(Dataset items)
****
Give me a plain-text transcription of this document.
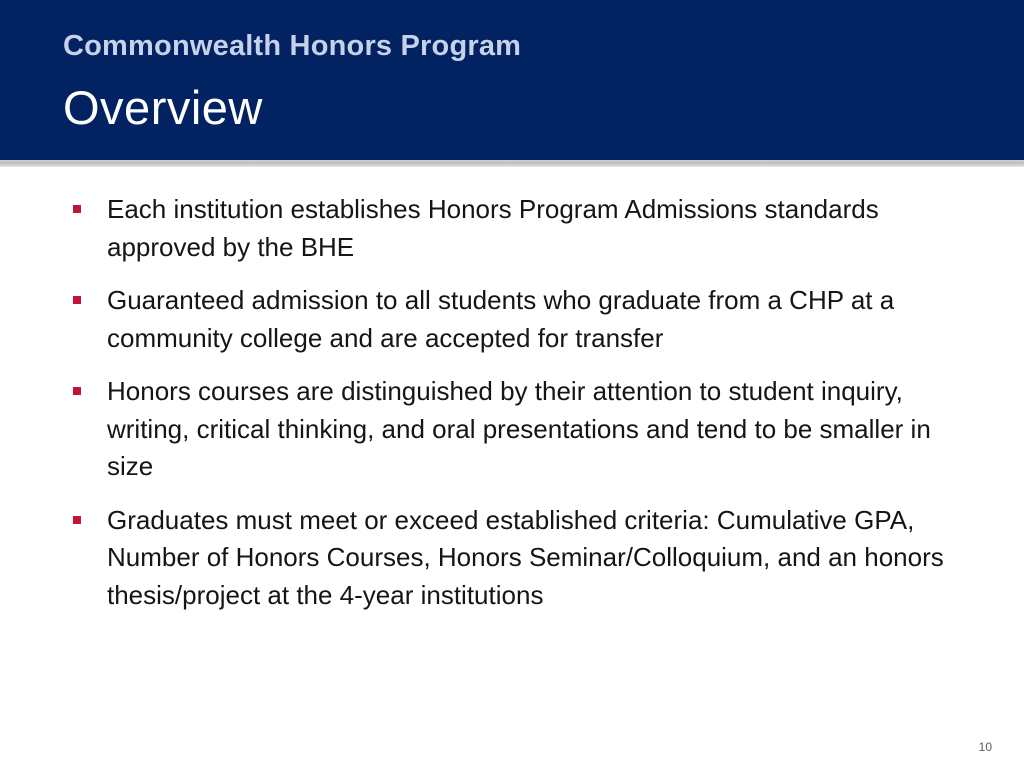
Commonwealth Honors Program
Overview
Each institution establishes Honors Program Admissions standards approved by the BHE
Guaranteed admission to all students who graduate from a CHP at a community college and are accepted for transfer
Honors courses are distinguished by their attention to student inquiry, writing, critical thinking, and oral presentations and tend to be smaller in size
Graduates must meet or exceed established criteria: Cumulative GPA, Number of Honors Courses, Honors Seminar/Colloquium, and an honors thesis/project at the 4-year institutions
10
****
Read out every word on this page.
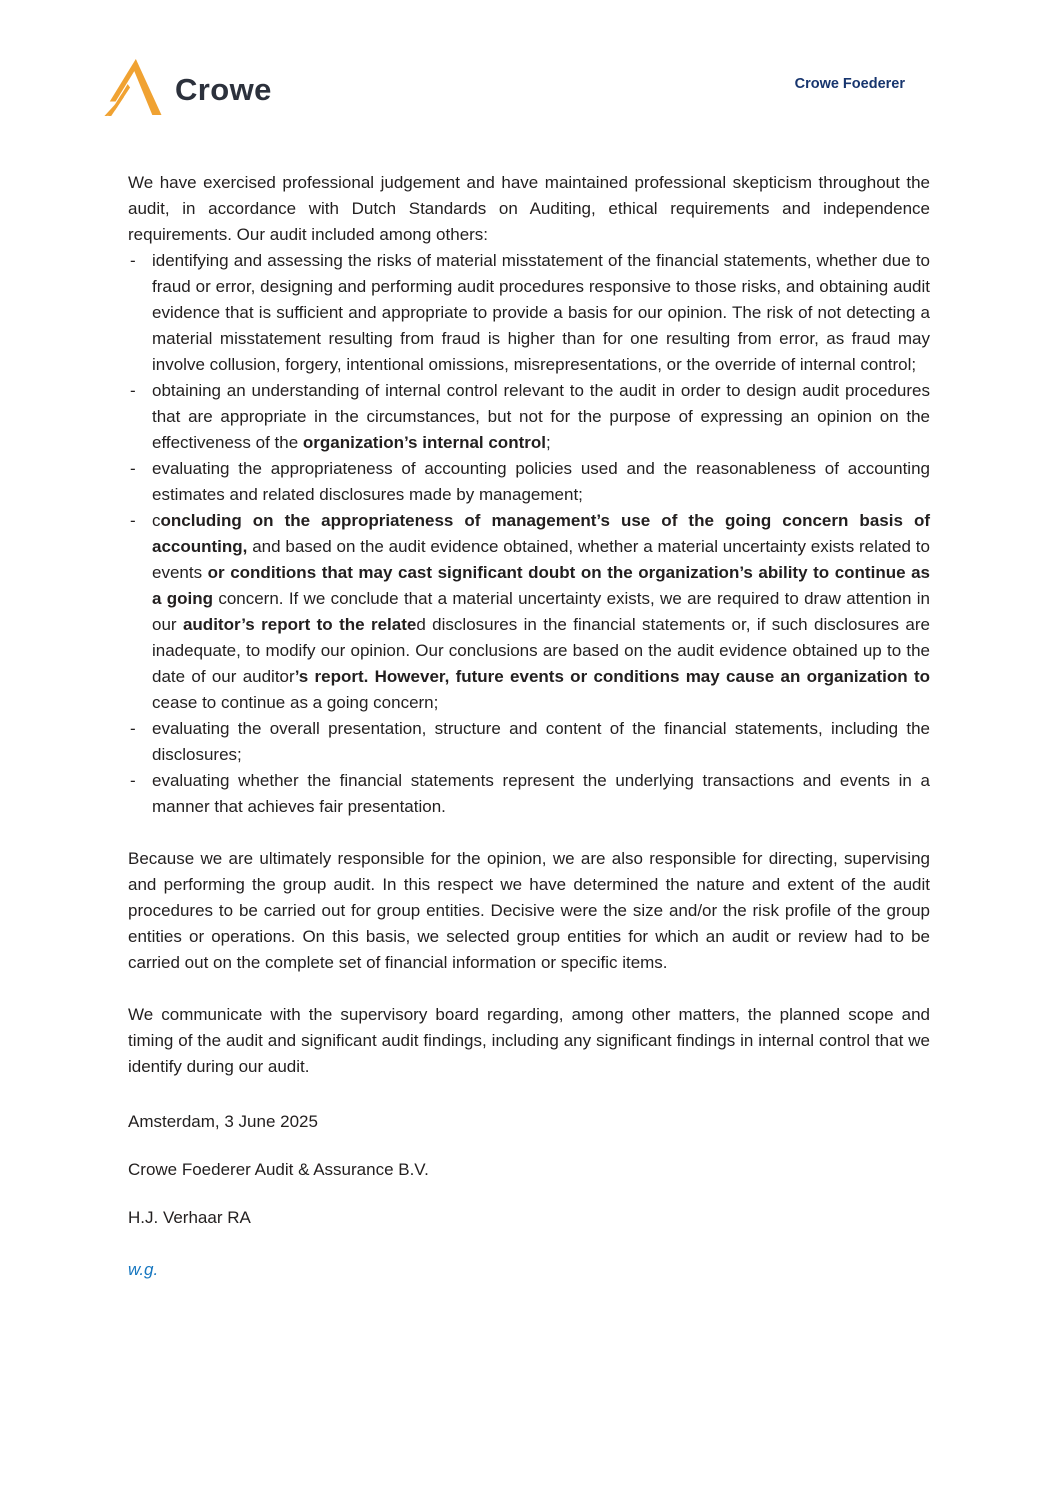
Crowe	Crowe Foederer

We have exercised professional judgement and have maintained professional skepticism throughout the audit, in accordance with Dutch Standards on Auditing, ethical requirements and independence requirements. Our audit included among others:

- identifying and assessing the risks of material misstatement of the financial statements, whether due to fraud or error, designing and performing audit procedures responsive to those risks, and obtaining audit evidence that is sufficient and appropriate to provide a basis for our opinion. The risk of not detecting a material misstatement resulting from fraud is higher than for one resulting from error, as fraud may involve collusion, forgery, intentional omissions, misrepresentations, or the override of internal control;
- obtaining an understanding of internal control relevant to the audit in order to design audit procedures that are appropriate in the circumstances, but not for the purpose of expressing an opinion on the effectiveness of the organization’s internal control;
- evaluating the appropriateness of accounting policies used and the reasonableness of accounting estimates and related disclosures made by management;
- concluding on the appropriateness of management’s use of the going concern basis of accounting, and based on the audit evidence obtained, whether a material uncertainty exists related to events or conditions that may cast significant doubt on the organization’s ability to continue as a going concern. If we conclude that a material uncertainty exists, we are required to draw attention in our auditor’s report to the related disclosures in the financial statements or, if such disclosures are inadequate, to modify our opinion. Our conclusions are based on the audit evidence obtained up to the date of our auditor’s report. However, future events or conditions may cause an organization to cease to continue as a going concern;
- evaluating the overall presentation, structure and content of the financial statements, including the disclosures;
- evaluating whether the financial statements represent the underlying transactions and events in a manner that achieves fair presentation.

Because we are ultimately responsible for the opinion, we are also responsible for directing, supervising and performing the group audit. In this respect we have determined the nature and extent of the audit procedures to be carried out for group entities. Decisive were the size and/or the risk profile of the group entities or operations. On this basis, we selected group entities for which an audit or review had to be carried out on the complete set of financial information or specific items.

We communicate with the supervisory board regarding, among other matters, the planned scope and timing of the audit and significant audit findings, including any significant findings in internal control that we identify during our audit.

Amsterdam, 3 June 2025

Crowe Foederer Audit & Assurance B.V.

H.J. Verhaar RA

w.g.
****
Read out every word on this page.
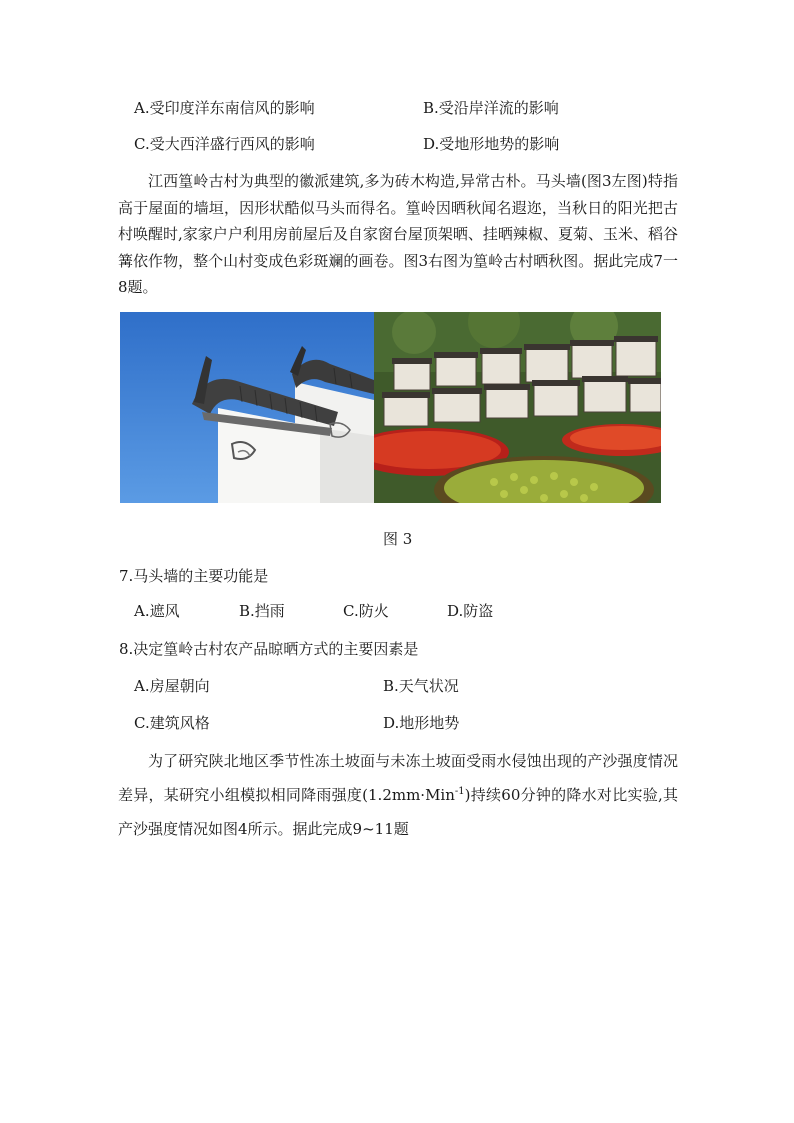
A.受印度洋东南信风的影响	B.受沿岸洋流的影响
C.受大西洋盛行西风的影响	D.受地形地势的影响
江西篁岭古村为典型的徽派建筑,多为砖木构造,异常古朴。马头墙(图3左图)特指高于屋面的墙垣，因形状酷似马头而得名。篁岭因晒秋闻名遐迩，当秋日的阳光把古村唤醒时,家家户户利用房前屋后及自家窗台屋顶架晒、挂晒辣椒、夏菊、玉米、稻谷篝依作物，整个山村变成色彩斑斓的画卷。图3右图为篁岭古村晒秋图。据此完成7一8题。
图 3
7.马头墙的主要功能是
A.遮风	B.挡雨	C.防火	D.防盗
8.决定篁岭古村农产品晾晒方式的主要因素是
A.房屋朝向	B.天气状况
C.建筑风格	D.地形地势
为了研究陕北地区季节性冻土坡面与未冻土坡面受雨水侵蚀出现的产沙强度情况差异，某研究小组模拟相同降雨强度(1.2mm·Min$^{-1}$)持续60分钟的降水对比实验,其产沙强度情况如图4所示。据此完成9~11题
****
* _PROBLEM STATEMENT_: Find the word "evaluating" in the entries above and gather every line that holds it.

* _THE SOLUTION_:
- evaluating the appropriateness of accounting policies used and the reasonableness of accounting estimates and related disclosures made by management;
- evaluating the overall presentation, structure and content of the financial statements, including the disclosures;
- evaluating whether the financial statements represent the underlying transactions and events in a manner that achieves fair presentation.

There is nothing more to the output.